◆ Written exercise
Collect the lines of the entries where "this" shows up.

────────

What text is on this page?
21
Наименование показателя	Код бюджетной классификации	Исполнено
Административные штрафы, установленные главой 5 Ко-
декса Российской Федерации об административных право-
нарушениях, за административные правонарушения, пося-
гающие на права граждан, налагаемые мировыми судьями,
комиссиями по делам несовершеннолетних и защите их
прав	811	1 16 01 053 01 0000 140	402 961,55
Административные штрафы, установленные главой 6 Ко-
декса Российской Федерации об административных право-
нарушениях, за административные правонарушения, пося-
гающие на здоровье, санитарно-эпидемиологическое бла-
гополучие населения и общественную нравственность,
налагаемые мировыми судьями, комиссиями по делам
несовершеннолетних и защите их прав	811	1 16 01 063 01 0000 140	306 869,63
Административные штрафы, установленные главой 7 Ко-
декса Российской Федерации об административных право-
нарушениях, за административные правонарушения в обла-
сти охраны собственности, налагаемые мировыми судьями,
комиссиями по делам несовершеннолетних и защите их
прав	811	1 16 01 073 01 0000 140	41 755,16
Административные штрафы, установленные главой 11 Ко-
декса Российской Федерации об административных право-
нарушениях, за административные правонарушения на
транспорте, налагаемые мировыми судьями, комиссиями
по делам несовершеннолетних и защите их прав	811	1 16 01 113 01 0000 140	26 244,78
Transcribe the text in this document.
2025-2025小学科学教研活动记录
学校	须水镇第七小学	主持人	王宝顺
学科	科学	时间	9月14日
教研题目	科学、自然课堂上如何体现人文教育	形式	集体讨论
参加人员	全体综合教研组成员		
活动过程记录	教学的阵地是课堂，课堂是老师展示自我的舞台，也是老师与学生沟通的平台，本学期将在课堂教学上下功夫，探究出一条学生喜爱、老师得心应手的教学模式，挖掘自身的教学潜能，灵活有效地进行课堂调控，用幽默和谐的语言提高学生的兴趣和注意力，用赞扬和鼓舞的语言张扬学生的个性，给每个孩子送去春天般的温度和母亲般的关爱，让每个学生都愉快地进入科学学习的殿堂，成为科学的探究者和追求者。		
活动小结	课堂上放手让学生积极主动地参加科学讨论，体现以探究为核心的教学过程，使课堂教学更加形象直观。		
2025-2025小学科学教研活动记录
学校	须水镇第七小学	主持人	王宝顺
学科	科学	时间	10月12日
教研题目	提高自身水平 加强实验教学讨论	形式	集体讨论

────────

◆ Task output
What text is on this page?
Transcribe the text in this document.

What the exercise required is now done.